◆ **Short task**
Go through the material below and copy each line where the word "voltage" appears.

◆ **Dataset content**
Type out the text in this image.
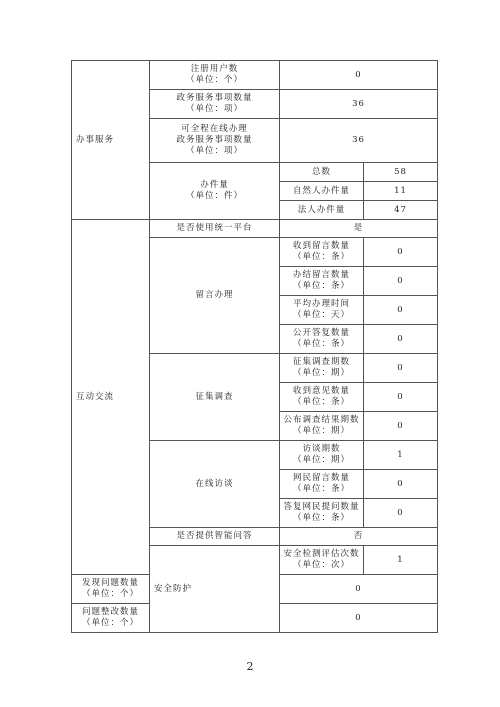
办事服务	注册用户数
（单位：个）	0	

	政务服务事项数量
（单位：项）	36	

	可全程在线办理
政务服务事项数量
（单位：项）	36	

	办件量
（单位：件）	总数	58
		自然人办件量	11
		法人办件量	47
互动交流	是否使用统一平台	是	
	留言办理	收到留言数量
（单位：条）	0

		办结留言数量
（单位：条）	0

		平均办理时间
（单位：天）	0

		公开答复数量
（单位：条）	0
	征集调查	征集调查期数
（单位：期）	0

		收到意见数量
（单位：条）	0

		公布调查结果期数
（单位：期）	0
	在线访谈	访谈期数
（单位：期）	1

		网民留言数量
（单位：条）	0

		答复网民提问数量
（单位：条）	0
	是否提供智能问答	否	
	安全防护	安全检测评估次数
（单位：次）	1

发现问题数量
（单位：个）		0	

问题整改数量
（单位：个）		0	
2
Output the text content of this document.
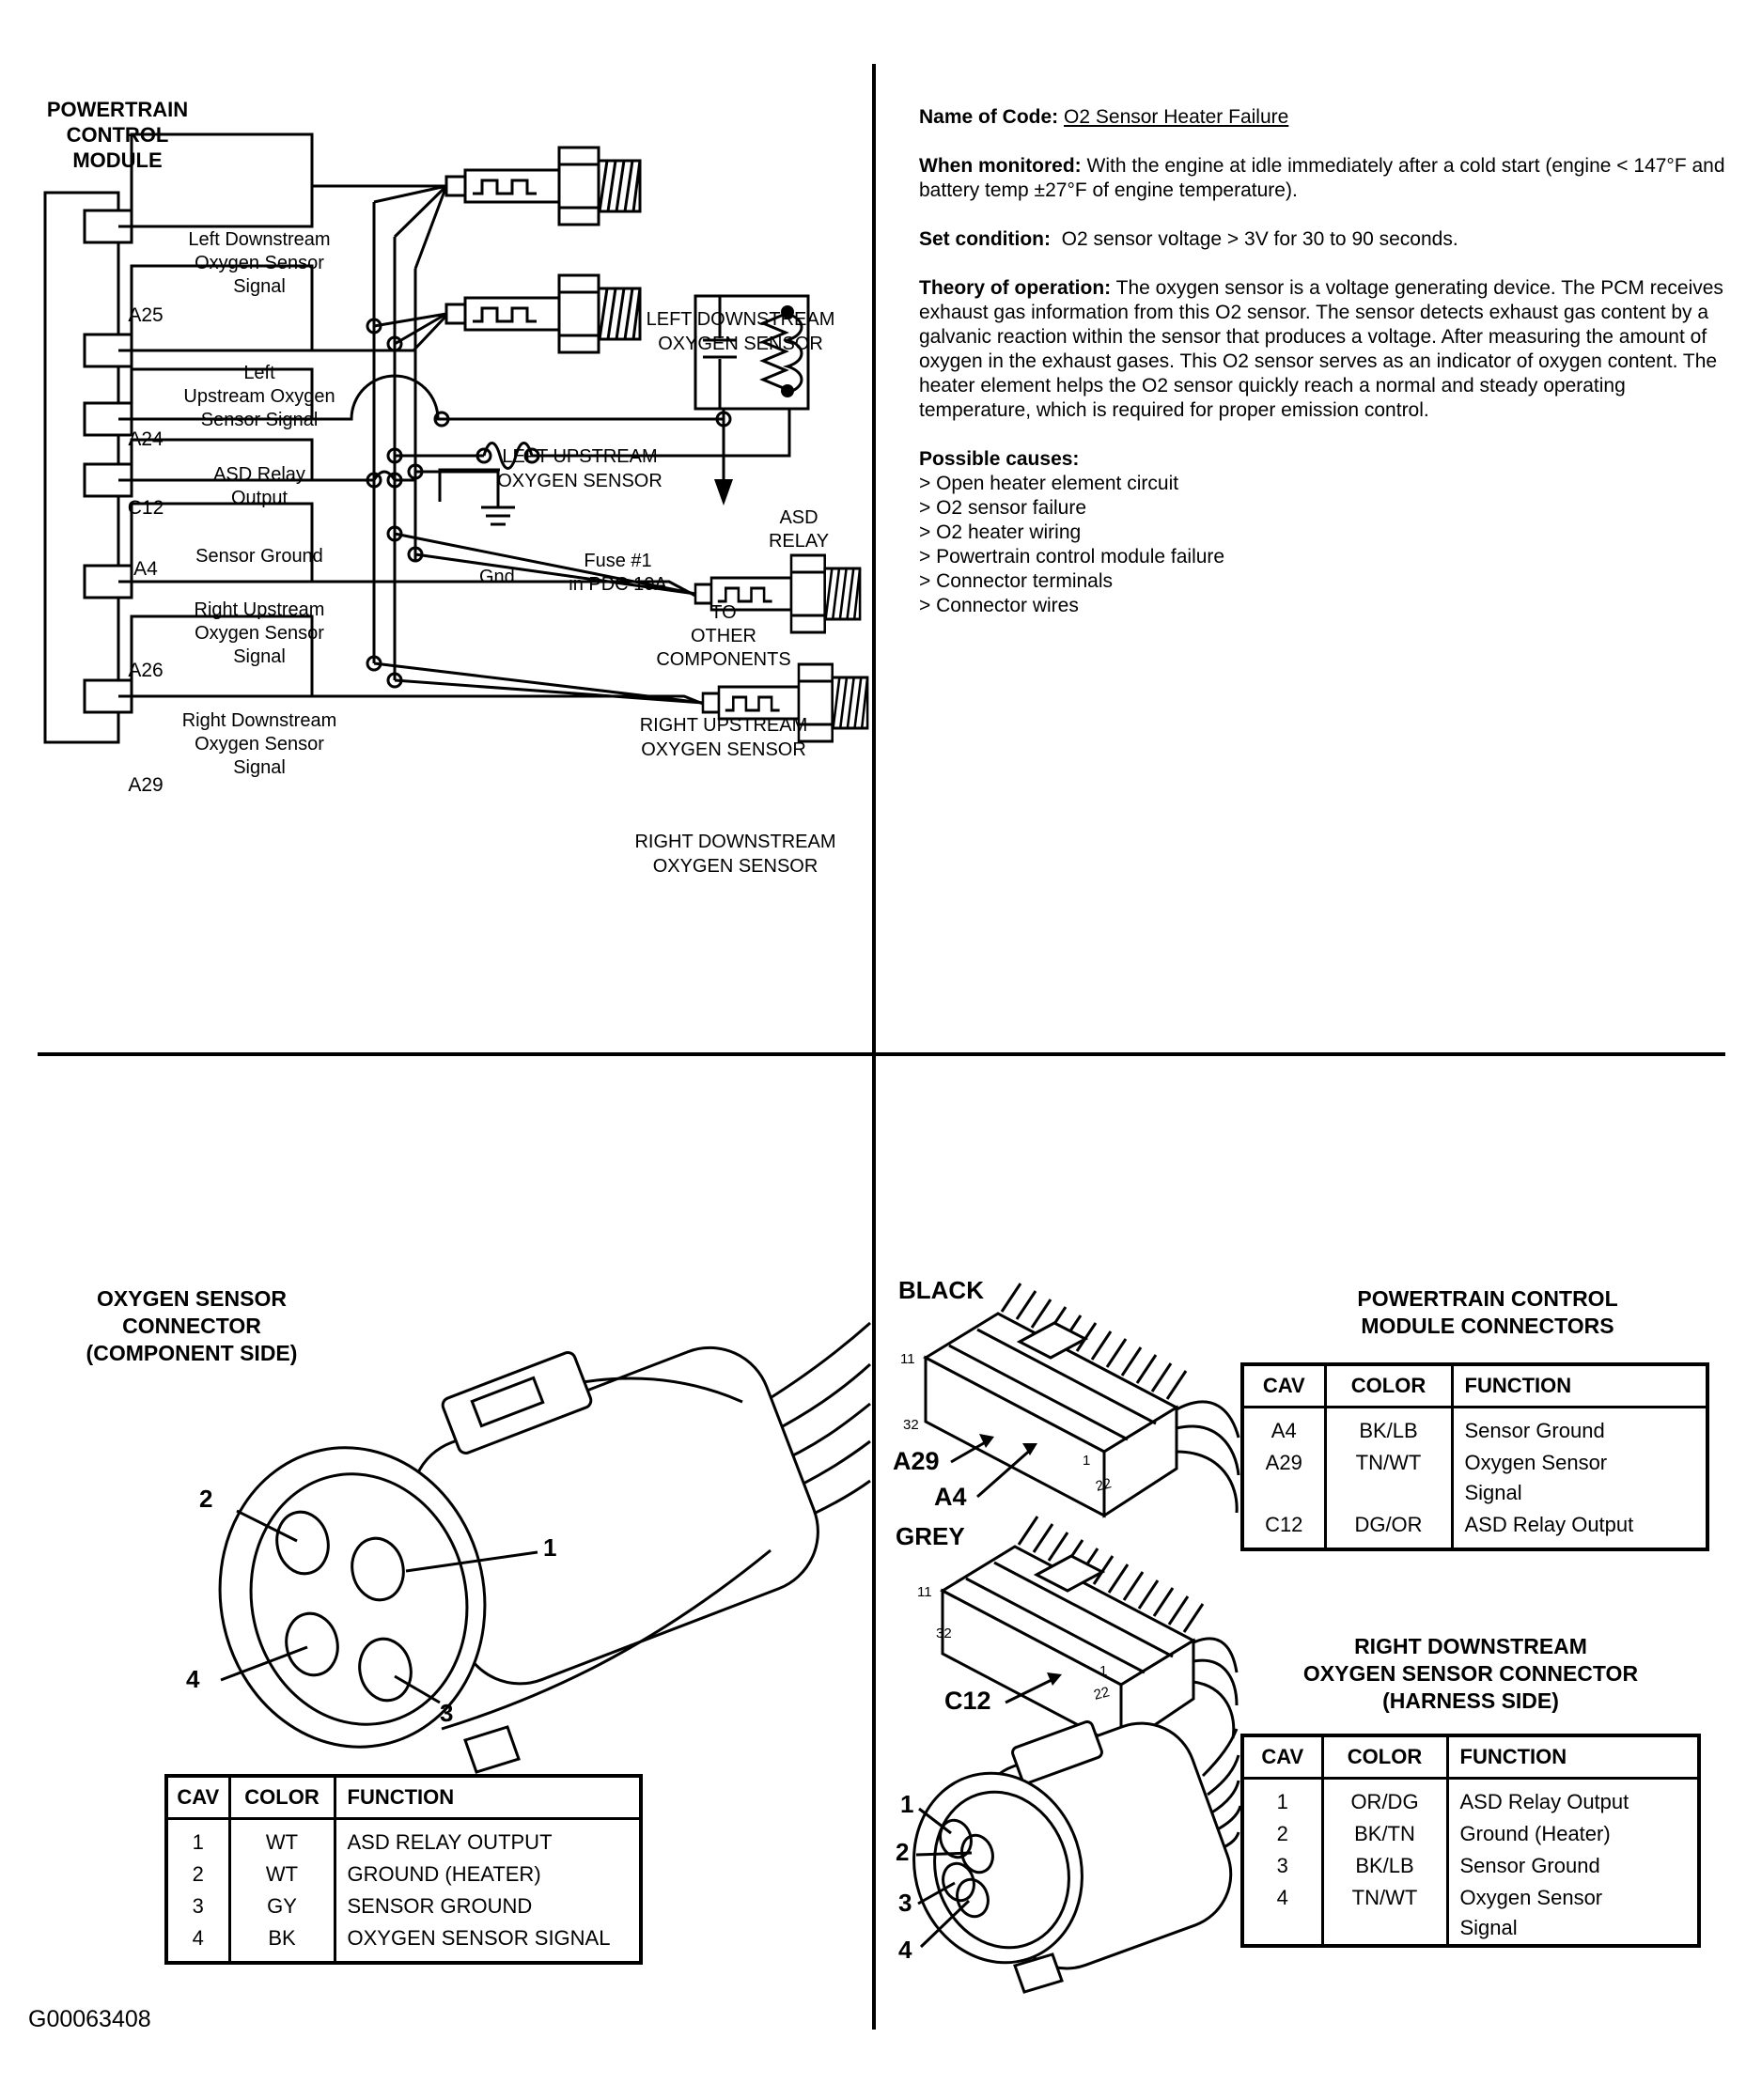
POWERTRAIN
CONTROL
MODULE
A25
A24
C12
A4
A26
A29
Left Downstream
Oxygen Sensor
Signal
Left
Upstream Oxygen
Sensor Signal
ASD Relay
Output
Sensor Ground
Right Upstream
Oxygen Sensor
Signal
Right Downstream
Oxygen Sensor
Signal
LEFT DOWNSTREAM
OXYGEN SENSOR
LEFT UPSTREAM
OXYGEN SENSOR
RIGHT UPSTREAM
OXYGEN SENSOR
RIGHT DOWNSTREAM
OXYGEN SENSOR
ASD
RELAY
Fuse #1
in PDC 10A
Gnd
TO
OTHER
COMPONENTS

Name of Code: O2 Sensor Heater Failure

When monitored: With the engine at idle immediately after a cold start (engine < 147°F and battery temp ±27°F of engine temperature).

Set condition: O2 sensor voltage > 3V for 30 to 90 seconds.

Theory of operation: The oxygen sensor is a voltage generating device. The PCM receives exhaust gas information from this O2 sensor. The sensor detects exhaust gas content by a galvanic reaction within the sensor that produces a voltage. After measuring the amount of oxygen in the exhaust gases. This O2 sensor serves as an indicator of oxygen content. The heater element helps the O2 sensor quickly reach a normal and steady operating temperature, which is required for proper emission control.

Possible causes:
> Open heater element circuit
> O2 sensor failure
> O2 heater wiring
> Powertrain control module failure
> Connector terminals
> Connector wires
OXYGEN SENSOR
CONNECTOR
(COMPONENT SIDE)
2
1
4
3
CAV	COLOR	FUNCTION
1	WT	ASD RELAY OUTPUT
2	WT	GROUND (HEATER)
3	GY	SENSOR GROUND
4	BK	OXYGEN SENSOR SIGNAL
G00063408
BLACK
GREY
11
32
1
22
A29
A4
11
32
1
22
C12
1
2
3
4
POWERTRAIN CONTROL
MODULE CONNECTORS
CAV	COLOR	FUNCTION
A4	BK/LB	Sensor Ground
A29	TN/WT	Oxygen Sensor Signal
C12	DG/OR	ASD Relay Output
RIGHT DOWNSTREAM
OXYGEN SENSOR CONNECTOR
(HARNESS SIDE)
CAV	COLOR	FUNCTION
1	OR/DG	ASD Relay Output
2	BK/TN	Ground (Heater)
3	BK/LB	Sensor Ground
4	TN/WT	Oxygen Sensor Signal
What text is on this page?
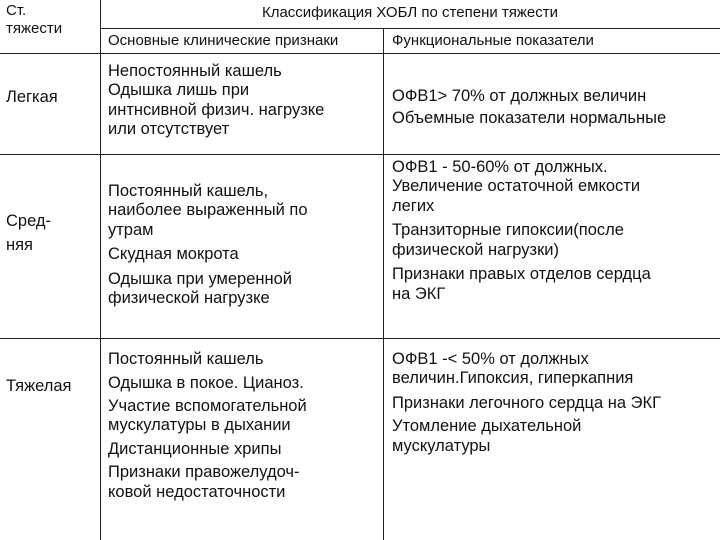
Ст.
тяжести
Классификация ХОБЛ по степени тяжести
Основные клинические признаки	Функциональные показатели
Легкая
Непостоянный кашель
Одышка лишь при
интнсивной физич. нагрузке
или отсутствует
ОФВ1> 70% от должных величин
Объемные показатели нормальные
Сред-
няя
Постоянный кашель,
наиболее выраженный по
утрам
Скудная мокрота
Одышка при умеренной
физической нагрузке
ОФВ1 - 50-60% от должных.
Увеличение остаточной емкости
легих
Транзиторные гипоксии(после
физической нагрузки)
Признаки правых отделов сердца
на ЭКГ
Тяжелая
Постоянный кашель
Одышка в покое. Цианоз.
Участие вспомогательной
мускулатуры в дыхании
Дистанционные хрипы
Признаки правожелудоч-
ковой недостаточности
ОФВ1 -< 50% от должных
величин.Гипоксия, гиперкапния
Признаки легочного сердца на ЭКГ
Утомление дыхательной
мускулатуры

◆ **Complete answer**
Set condition: O2 sensor voltage > 3V for 30 to 90 seconds.
Theory of operation: The oxygen sensor is a voltage generating device. The PCM receives exhaust gas information from this O2 sensor. The sensor detects exhaust gas content by a galvanic reaction within the sensor that produces a voltage. After measuring the amount of oxygen in the exhaust gases. This O2 sensor serves as an indicator of oxygen content. The heater element helps the O2 sensor quickly reach a normal and steady operating temperature, which is required for proper emission control.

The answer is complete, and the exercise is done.